(Extracted data entries)
----

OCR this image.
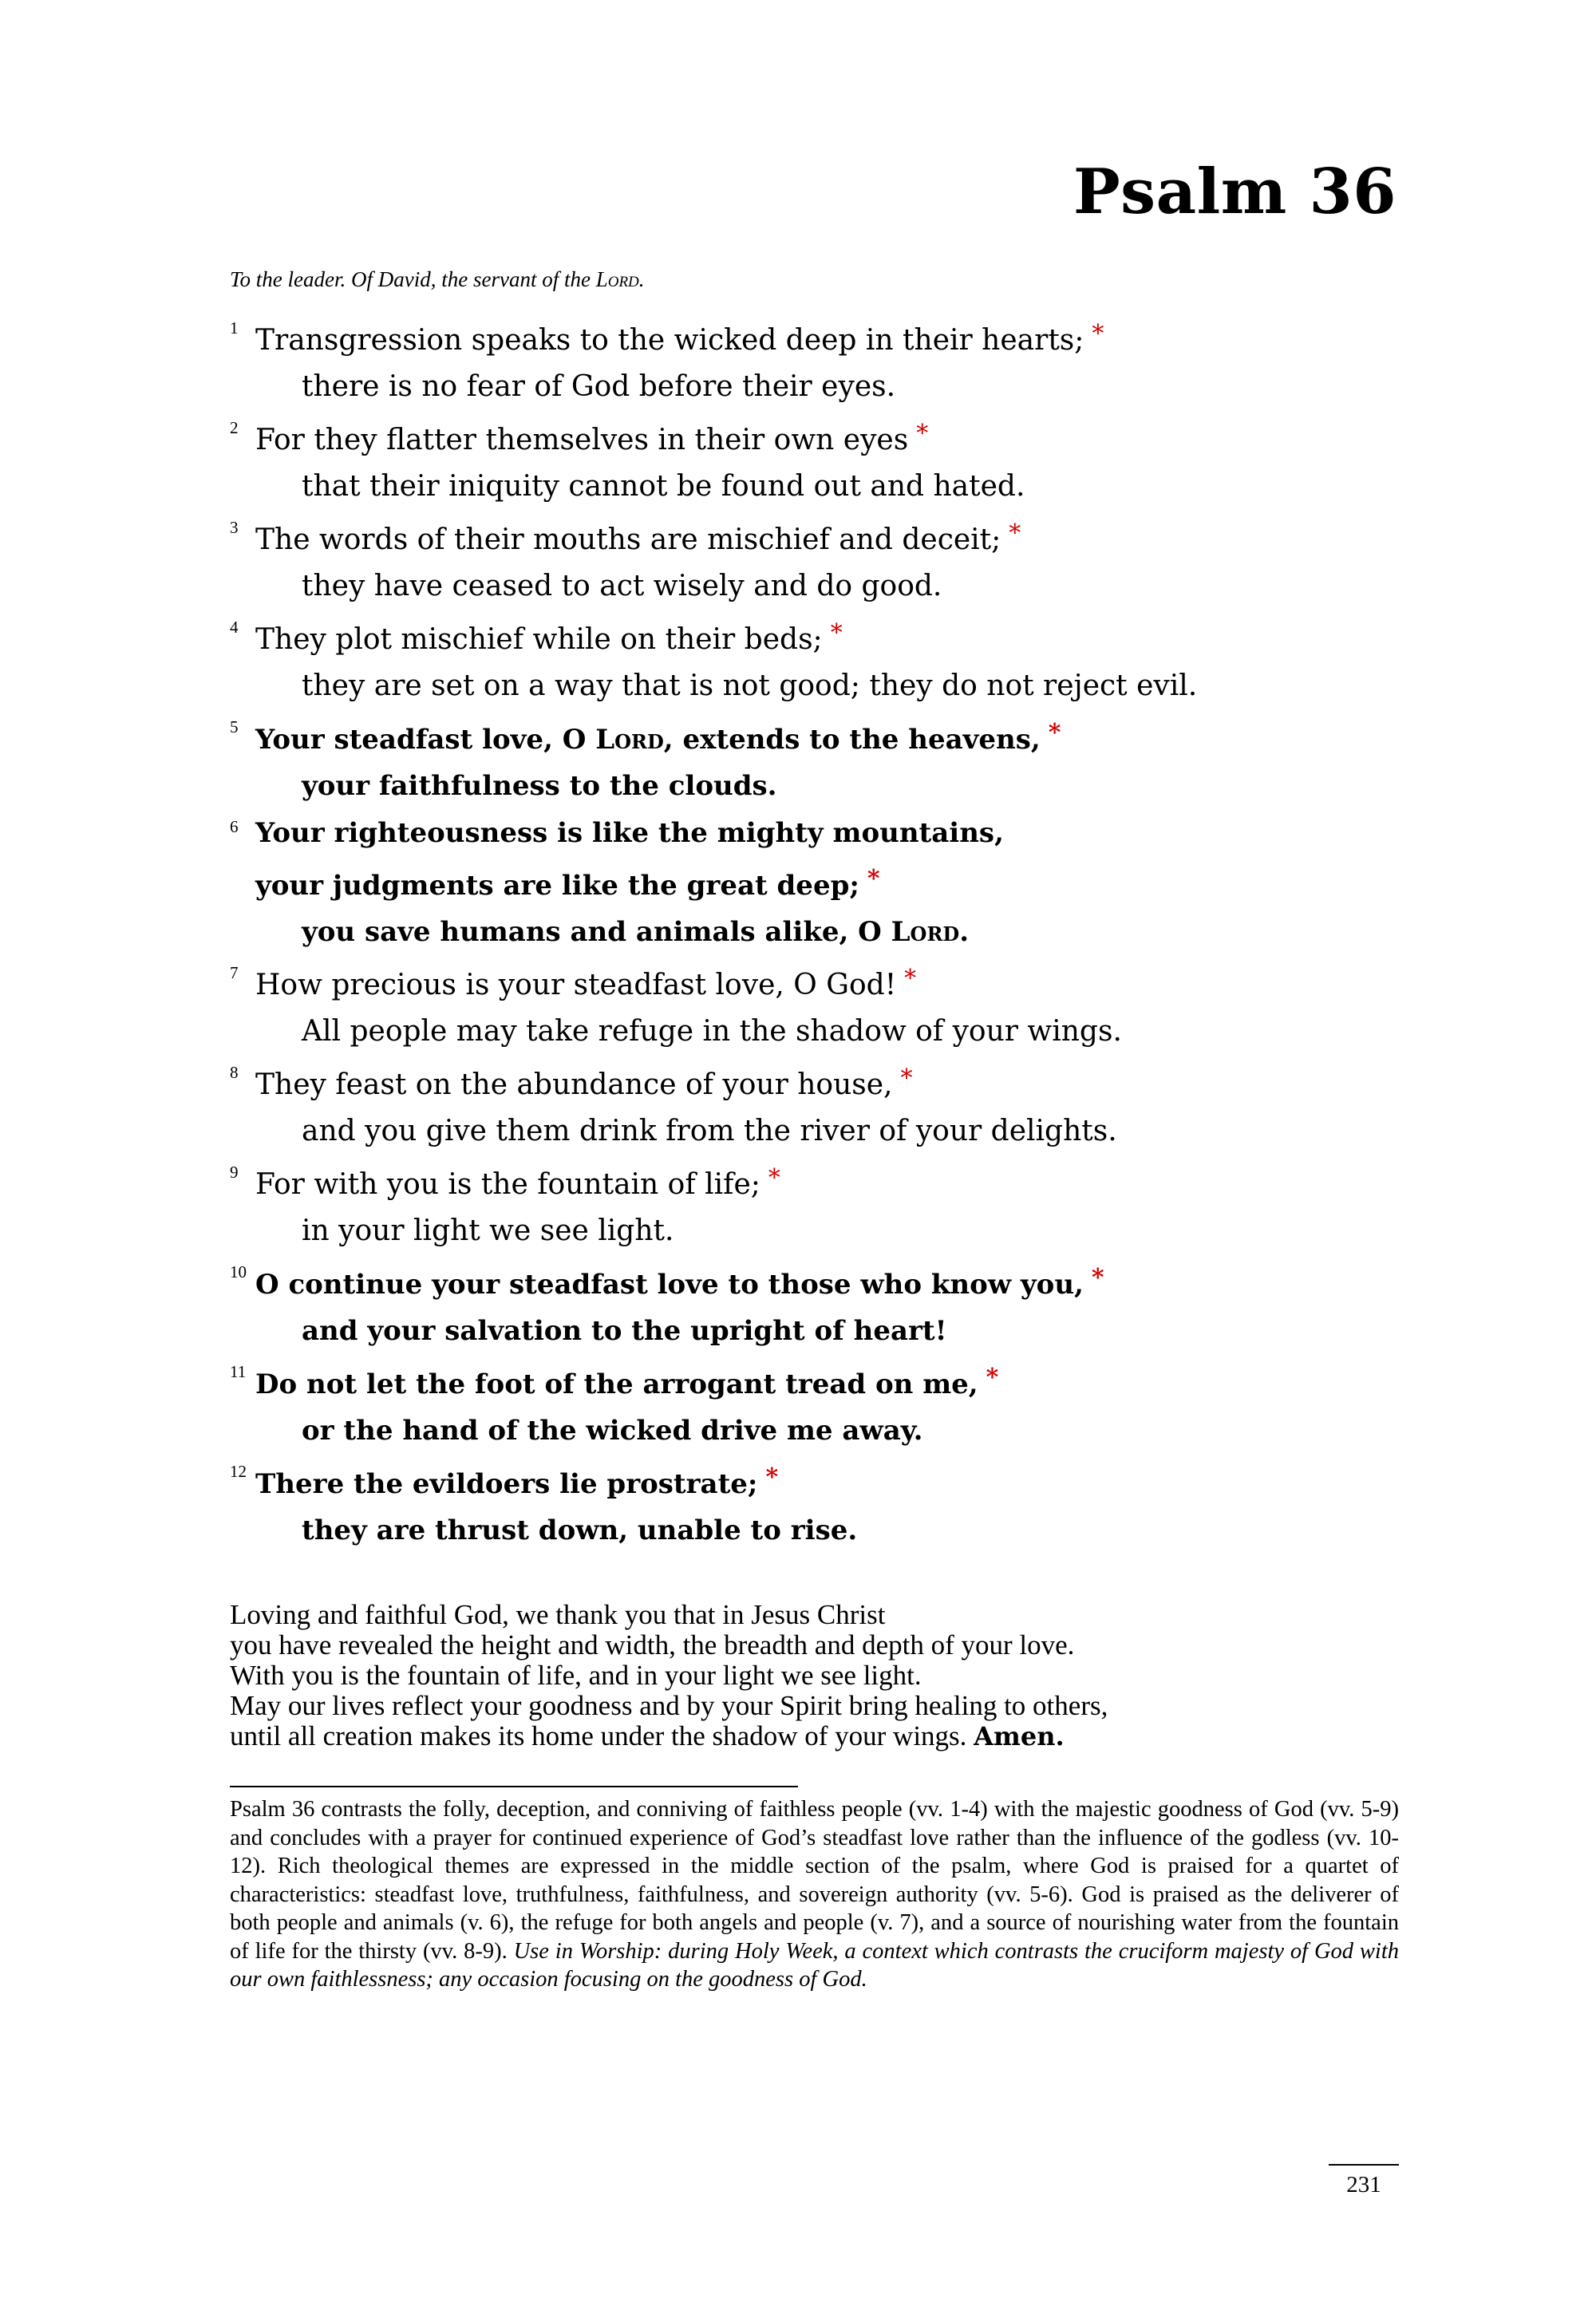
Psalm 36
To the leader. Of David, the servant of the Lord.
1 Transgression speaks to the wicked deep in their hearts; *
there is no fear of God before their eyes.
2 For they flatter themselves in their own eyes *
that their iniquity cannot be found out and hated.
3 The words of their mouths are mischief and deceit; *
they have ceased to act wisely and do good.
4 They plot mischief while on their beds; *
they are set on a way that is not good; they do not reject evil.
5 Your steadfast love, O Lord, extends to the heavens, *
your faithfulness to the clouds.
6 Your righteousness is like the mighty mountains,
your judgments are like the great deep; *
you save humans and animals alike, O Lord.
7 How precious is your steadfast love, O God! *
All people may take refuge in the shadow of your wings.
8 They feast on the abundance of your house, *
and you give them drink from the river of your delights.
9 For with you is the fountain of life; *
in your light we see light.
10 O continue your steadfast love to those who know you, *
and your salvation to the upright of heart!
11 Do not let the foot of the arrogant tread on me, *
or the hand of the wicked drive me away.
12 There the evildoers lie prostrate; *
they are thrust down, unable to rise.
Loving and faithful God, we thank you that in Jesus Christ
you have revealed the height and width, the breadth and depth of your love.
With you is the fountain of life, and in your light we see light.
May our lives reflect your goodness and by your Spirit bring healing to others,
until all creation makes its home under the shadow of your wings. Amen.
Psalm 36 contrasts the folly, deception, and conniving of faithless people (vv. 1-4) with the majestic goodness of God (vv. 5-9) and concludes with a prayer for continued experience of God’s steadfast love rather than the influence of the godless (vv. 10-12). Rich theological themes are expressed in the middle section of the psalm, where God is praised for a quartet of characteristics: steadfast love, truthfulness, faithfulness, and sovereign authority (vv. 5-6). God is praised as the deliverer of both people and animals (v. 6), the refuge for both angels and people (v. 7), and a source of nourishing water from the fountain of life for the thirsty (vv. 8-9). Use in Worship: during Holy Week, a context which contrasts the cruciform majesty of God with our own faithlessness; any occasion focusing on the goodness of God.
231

----

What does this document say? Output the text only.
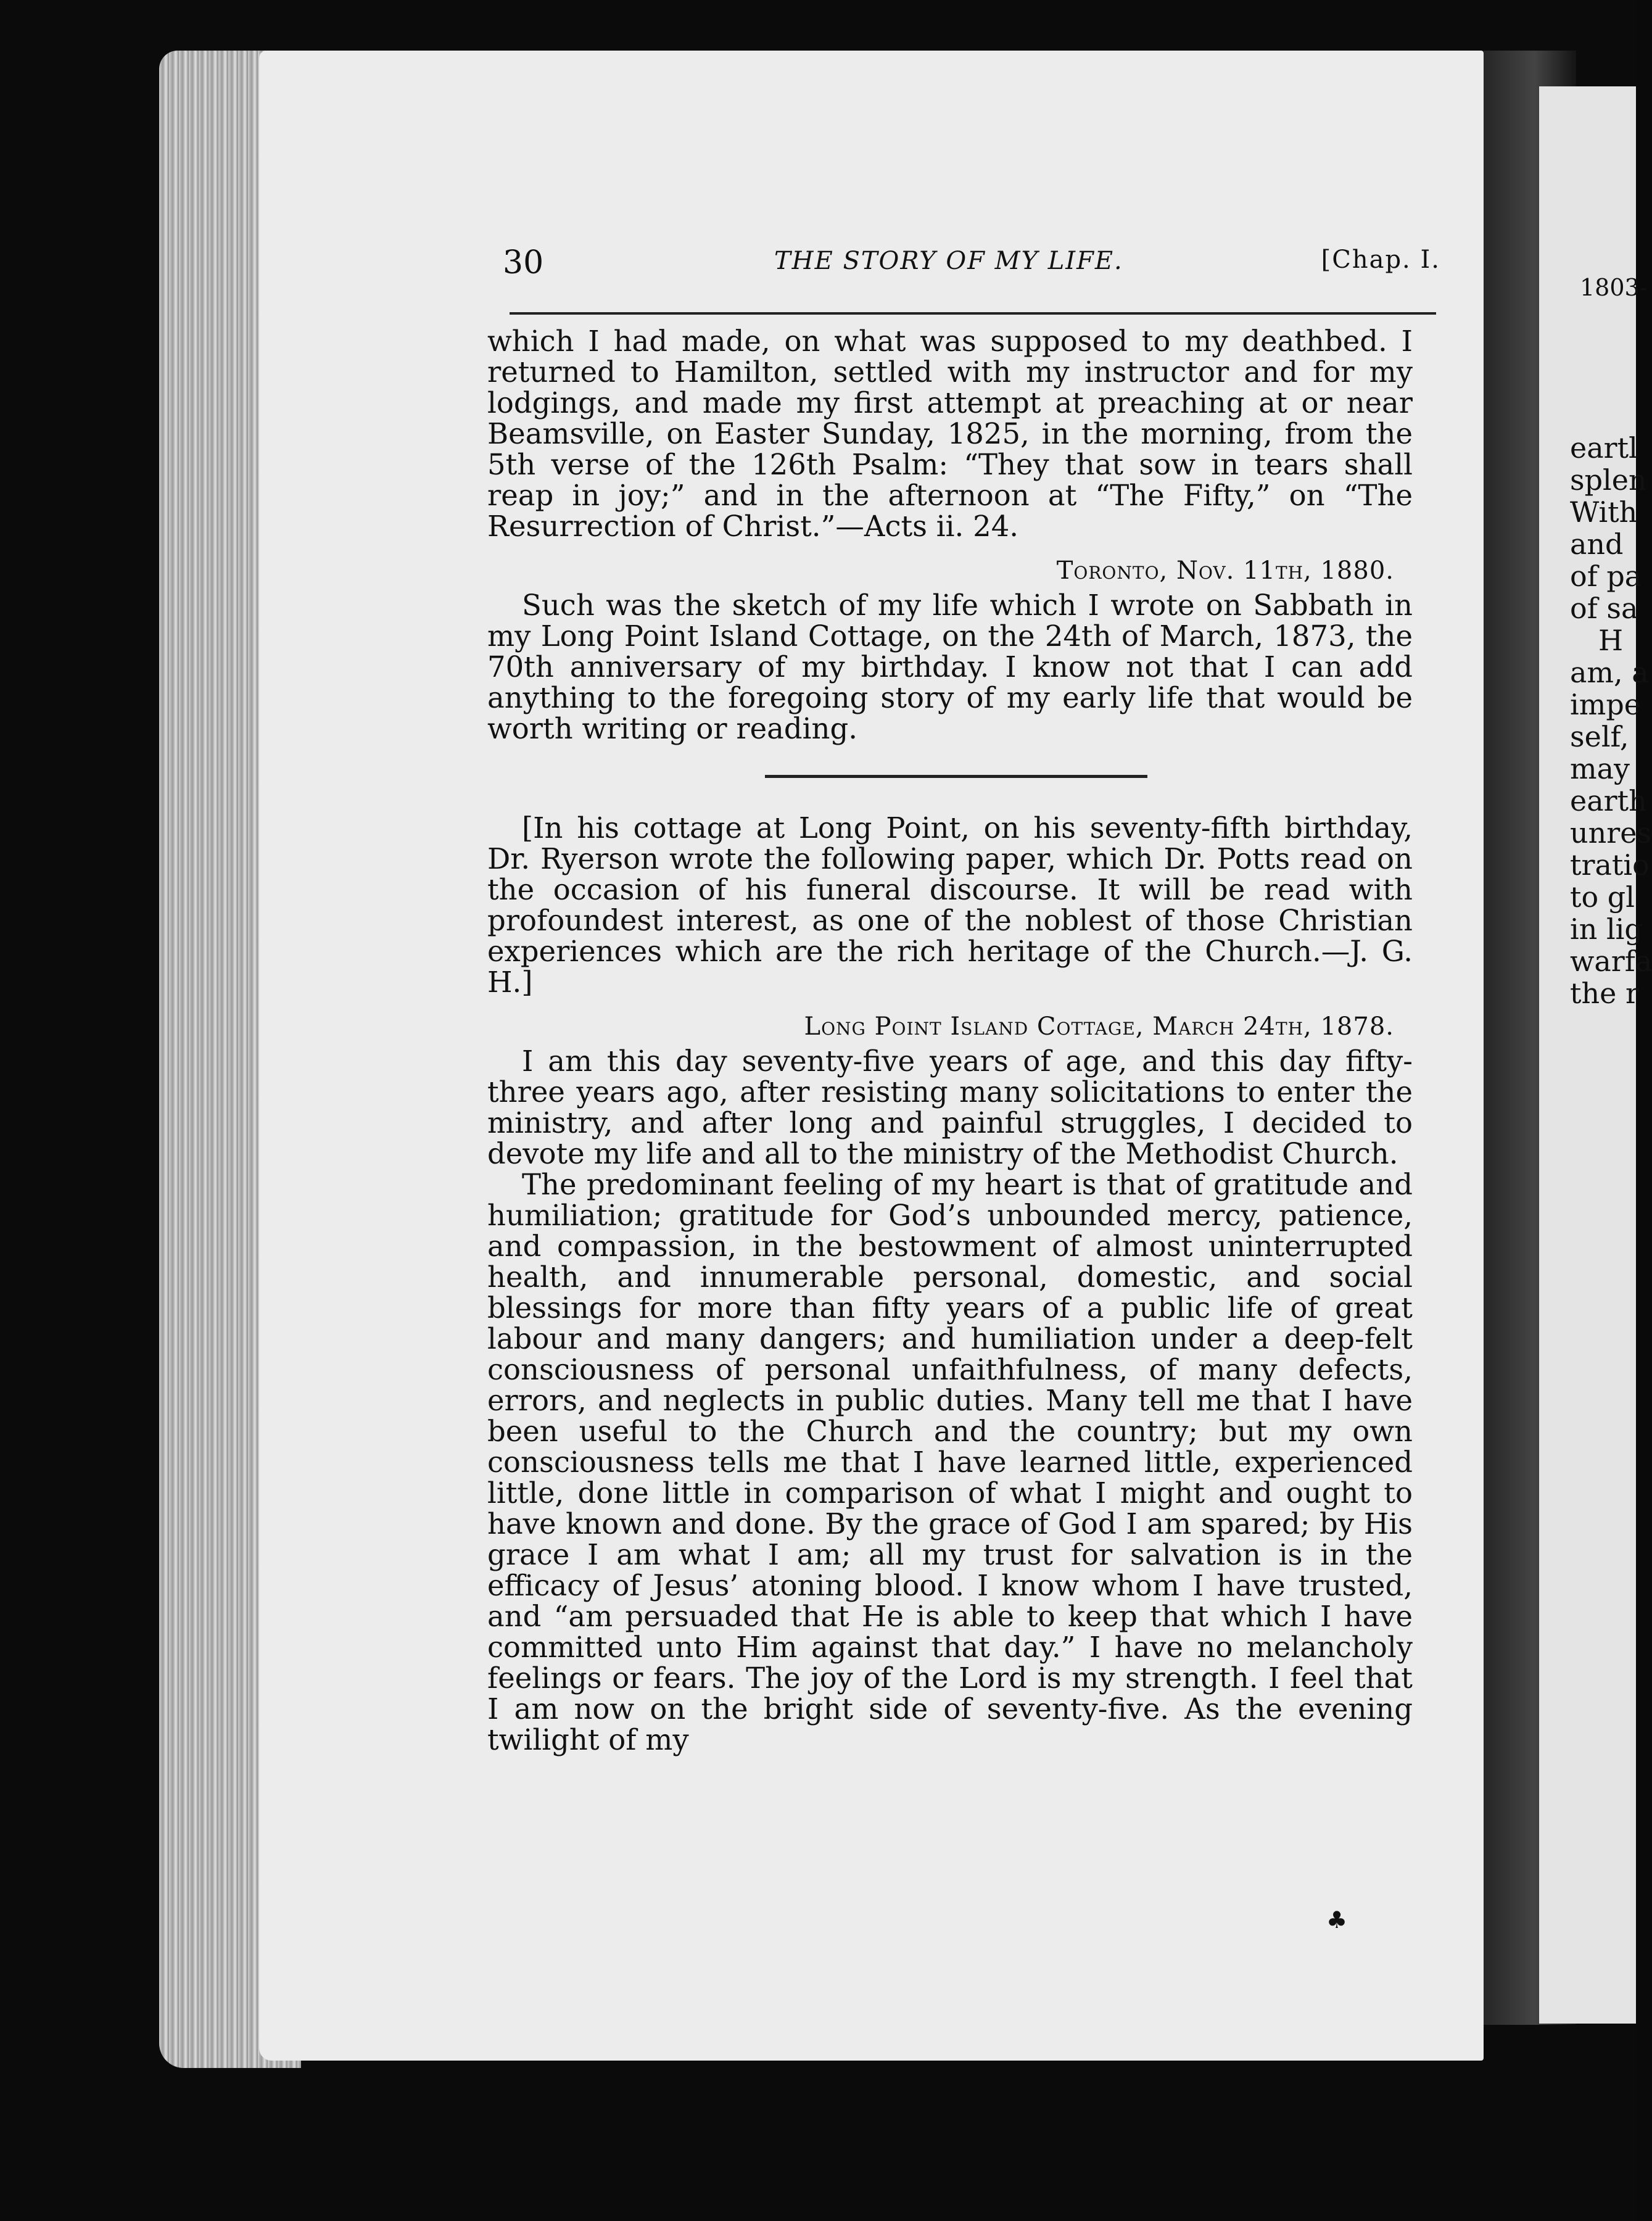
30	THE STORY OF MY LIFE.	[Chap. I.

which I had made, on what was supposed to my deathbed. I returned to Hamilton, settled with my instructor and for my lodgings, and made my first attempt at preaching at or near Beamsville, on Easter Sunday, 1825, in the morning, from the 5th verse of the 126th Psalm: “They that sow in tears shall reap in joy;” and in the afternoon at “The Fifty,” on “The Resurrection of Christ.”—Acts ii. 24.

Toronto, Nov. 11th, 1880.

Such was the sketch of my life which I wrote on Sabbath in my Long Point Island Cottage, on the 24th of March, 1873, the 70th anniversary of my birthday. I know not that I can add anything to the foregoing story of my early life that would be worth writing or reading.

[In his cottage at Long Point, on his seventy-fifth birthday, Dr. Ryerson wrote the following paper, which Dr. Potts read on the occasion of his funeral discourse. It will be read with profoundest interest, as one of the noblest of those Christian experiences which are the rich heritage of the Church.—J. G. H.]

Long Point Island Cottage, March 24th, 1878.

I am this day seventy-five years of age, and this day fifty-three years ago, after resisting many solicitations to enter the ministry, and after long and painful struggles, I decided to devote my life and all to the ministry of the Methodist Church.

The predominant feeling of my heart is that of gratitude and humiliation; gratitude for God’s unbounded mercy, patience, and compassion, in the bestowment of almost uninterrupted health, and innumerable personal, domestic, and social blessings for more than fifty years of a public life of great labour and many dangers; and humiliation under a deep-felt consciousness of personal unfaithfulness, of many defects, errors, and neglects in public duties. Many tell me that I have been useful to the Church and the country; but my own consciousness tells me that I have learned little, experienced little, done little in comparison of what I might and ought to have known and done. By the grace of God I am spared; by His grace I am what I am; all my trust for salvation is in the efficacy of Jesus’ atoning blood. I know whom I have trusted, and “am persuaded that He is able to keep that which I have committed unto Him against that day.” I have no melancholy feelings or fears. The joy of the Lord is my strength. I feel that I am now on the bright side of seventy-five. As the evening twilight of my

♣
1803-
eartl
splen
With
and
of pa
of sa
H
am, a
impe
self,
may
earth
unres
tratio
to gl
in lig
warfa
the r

----

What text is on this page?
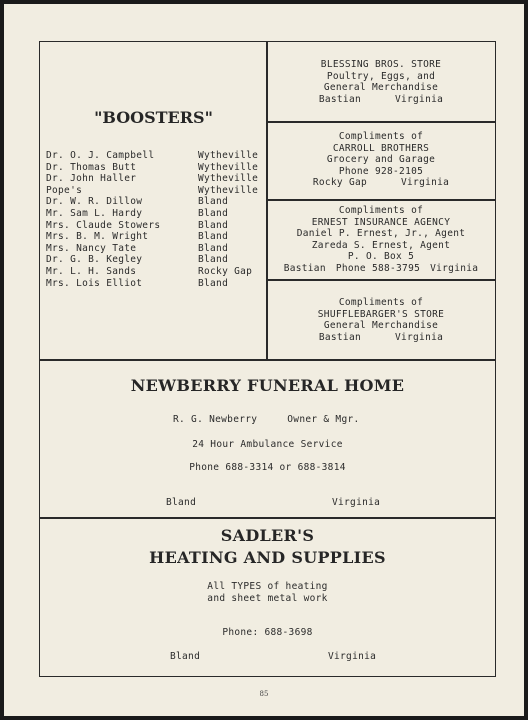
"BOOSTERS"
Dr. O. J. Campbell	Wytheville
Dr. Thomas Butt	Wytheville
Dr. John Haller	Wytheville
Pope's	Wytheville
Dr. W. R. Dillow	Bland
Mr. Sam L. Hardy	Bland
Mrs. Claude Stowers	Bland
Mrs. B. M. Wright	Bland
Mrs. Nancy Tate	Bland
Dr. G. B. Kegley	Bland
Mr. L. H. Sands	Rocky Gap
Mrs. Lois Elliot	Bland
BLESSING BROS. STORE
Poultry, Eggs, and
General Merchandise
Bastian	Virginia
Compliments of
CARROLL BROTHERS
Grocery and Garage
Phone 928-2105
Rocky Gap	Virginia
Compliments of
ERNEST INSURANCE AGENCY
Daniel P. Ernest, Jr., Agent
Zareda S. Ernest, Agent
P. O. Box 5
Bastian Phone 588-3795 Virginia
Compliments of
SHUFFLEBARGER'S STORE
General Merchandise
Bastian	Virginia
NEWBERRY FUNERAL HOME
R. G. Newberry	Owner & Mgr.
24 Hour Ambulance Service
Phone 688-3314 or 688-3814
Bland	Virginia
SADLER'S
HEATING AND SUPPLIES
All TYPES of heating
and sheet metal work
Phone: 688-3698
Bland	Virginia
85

----

(GIVEN EXERCISE) Within the entries above, how many lines contain "steadfast"? Respond with the number only.

(RESULT FOR THIS TASK) 4